» WORK TO BE COMPLETED
All the data should come back exactly as it was given.

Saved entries
================================
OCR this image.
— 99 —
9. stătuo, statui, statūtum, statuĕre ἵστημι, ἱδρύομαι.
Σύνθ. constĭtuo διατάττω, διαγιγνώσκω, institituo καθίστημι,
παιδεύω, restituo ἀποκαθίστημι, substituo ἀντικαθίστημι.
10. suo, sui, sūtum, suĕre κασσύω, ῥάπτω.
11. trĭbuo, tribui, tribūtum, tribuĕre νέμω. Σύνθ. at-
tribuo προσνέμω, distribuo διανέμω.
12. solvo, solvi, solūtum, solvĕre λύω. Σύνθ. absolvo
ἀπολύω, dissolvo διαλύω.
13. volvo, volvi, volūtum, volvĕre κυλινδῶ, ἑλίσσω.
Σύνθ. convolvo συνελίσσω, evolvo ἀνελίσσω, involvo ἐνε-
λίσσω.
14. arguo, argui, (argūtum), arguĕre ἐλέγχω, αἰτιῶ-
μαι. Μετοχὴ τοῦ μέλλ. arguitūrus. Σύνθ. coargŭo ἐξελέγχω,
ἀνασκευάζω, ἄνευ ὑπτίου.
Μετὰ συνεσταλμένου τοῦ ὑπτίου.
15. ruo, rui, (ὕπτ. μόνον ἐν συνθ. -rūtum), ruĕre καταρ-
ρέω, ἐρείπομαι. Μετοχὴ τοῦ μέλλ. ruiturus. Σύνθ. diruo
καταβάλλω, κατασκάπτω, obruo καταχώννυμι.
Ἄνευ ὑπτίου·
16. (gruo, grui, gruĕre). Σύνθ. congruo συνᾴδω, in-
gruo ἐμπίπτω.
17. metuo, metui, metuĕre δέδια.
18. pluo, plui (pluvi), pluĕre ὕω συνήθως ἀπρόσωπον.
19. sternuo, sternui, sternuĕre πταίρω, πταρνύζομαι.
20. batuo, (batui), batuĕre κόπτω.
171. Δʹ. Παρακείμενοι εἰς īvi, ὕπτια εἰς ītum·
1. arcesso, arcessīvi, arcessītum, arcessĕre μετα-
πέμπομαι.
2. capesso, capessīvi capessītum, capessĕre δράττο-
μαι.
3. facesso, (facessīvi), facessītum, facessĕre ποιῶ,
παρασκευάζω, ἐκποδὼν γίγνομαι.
================================
» ANSWER TO THIS PROBLEM
OCR this image.
— 99 —
9. stătuo, statui, statūtum, statuĕre ἵστημι, ἱδρύομαι.
Σύνθ. constĭtuo διατάττω, διαγιγνώσκω, institituo καθίστημι,
παιδεύω, restituo ἀποκαθίστημι, substituo ἀντικαθίστημι.
10. suo, sui, sūtum, suĕre κασσύω, ῥάπτω.
11. trĭbuo, tribui, tribūtum, tribuĕre νέμω. Σύνθ. at-
tribuo προσνέμω, distribuo διανέμω.
12. solvo, solvi, solūtum, solvĕre λύω. Σύνθ. absolvo
ἀπολύω, dissolvo διαλύω.
13. volvo, volvi, volūtum, volvĕre κυλινδῶ, ἑλίσσω.
Σύνθ. convolvo συνελίσσω, evolvo ἀνελίσσω, involvo ἐνε-
λίσσω.
14. arguo, argui, (argūtum), arguĕre ἐλέγχω, αἰτιῶ-
μαι. Μετοχὴ τοῦ μέλλ. arguitūrus. Σύνθ. coargŭo ἐξελέγχω,
ἀνασκευάζω, ἄνευ ὑπτίου.
Μετὰ συνεσταλμένου τοῦ ὑπτίου.
15. ruo, rui, (ὕπτ. μόνον ἐν συνθ. -rūtum), ruĕre καταρ-
ρέω, ἐρείπομαι. Μετοχὴ τοῦ μέλλ. ruiturus. Σύνθ. diruo
καταβάλλω, κατασκάπτω, obruo καταχώννυμι.
Ἄνευ ὑπτίου·
16. (gruo, grui, gruĕre). Σύνθ. congruo συνᾴδω, in-
gruo ἐμπίπτω.
17. metuo, metui, metuĕre δέδια.
18. pluo, plui (pluvi), pluĕre ὕω συνήθως ἀπρόσωπον.
19. sternuo, sternui, sternuĕre πταίρω, πταρνύζομαι.
20. batuo, (batui), batuĕre κόπτω.
171. Δʹ. Παρακείμενοι εἰς īvi, ὕπτια εἰς ītum·
1. arcesso, arcessīvi, arcessītum, arcessĕre μετα-
πέμπομαι.
2. capesso, capessīvi capessītum, capessĕre δράττο-
μαι.
3. facesso, (facessīvi), facessītum, facessĕre ποιῶ,
παρασκευάζω, ἐκποδὼν γίγνομαι.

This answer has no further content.